Subject: keeping hash database in sync or very light-weight redundant database
To: None <netbsd-help@netbsd.org>
From: Jeremy C. Reed <reed@reedmedia.net>
List: netbsd-help
Date: 02/21/2007 13:02:35
I want to keep a near identical database on five or more (maybe up to 25) 
different servers.

Currently the database is in hash(3) format. Currently it has around 3000 
entries (around 600KB of disk space), but will grow to maybe over 100,000 
entries.

The database is looked at once per minute per server. (The data is also 
loaded by something else that may use the data thousands of times per 
minute.)

Any suggestions on how I can easily share this data?

Note the data entries have an expiration time.

Some ideas I have:

1) Create a log of the local additions and deletions from the database for 
every system. Then every minute, have every system copy that to each of 
the other servers. Then they read that log to do the additions and 
deletions. But systems not available (even temporarily) will get out of 
sync for additions. As for deletions, the expiration time will work 
automatically (unless there was a manual deletion).

2) Somehow merge all the databases on every available system. But if one 
system adds an entry but another does a deletion of same entry, then it 
won't be consistent.

3) On every local database addition or deletion, also send the details via 
some UDP broadcast. Have a listener on all the systems that: verifies 
received data and then does the addition or deletion to its own database 
respectively. (I can use packet filter to make sure no other access to 
submit to this; or I can do this over TCP with SSH or SSL tunnel). But 
again the data will get out of sync for systems that are unavailable.

4) Maybe I need to use a more advanced version of Berkeley DB (or move 
away from it). I see db4 has Distributed Transactions and replication 
groups. I even found example db4 code for network-based master and clients 
with election priorities and clients can become masters. I don't know 
anything about this. But a system using elections to choose the master 
database server seems like another way to do this.

I do not want to have a central database server. Every individual system 
must be self-contained -- and can not expect other servers to be 
available.

I do not want to use a heavy SQL server.

I'd prefer not to use DNS to store my data. (But if you can convince me 
that could be easiest let me know.)

  Jeremy C. Reed

GIVEN RECORDS:

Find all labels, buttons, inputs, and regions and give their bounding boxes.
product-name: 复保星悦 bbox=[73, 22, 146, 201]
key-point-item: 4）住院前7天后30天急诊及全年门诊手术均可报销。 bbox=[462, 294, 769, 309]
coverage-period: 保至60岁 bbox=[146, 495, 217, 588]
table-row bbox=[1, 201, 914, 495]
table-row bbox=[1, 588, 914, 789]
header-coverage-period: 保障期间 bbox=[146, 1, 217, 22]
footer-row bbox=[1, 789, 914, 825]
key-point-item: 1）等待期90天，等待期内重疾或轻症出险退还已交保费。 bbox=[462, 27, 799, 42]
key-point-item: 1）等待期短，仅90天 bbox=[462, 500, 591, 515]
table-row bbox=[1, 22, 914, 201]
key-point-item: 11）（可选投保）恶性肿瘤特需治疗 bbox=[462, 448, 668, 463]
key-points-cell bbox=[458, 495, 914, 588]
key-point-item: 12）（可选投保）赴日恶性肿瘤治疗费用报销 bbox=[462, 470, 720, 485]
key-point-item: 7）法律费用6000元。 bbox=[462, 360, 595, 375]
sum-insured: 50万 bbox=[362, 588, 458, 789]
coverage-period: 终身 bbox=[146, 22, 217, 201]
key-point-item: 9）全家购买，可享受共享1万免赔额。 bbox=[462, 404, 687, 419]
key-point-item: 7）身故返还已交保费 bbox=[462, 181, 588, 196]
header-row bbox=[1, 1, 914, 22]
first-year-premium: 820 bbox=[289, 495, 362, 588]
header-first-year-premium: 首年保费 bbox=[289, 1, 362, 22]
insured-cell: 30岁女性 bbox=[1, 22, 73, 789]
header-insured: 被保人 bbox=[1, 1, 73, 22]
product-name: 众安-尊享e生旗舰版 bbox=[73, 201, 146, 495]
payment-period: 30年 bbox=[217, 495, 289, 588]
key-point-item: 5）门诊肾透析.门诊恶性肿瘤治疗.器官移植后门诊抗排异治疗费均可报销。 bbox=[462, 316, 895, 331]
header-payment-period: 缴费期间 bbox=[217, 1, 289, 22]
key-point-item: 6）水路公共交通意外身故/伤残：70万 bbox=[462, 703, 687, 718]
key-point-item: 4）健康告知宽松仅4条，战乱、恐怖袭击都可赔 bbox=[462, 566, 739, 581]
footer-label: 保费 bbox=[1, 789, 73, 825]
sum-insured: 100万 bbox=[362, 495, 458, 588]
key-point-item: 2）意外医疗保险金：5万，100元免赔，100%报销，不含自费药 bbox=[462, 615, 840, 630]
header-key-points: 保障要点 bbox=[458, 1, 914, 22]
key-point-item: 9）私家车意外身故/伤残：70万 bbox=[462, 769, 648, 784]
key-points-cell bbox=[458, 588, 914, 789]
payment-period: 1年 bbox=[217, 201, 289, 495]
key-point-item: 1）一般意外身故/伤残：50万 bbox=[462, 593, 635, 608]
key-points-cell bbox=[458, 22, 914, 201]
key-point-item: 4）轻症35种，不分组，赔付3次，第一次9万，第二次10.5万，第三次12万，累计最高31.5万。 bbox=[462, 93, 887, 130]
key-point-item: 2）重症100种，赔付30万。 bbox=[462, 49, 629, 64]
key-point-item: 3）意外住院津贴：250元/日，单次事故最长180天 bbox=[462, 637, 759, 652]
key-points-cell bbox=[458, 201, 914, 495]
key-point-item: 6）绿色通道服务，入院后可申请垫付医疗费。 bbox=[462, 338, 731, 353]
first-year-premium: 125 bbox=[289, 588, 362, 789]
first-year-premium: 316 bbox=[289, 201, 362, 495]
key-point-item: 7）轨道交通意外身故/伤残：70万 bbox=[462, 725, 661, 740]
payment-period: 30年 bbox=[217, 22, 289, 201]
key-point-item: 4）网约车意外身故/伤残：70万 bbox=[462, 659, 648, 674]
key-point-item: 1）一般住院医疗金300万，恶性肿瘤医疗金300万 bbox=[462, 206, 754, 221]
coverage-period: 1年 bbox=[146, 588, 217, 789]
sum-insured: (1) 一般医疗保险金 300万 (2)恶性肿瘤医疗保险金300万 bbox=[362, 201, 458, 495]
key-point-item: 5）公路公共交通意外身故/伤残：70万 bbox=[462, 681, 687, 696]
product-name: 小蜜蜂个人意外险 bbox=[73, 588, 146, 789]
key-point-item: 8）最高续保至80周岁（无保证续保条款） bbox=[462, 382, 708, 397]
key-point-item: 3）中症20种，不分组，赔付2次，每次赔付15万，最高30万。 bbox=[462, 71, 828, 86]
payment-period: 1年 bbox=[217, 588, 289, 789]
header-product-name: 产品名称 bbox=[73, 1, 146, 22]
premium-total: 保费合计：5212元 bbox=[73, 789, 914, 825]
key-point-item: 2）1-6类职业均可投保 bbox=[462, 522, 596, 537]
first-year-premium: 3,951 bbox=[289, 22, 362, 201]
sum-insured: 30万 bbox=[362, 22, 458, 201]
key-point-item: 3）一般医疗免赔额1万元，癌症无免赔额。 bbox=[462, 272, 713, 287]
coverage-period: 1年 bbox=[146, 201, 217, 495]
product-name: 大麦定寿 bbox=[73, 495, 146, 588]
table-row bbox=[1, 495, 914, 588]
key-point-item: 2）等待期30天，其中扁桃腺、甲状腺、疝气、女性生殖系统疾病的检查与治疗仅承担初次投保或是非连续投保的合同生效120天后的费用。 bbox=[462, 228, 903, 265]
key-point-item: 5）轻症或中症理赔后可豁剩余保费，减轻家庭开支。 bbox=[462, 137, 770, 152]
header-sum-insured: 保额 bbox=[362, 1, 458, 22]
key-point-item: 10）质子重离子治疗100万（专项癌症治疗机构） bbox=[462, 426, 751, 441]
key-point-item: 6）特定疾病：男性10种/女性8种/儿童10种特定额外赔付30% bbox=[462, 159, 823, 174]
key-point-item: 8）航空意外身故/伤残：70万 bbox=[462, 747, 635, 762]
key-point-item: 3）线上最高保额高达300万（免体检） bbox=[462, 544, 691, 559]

LIST OF TASKS:
A – According to the database sync post, how many entries does the database hold right now?
B – Reproduce everything in the database sync post from "3) On every" down to "that are unavailable.", word for word.

EXERCISE ANSWERS:
A – Around 3000 entries.

B –
3) On every local database addition or deletion, also send the details via 
some UDP broadcast. Have a listener on all the systems that: verifies 
received data and then does the addition or deletion to its own database 
respectively. (I can use packet filter to make sure no other access to 
submit to this; or I can do this over TCP with SSH or SSL tunnel). But 
again the data will get out of sync for systems that are unavailable.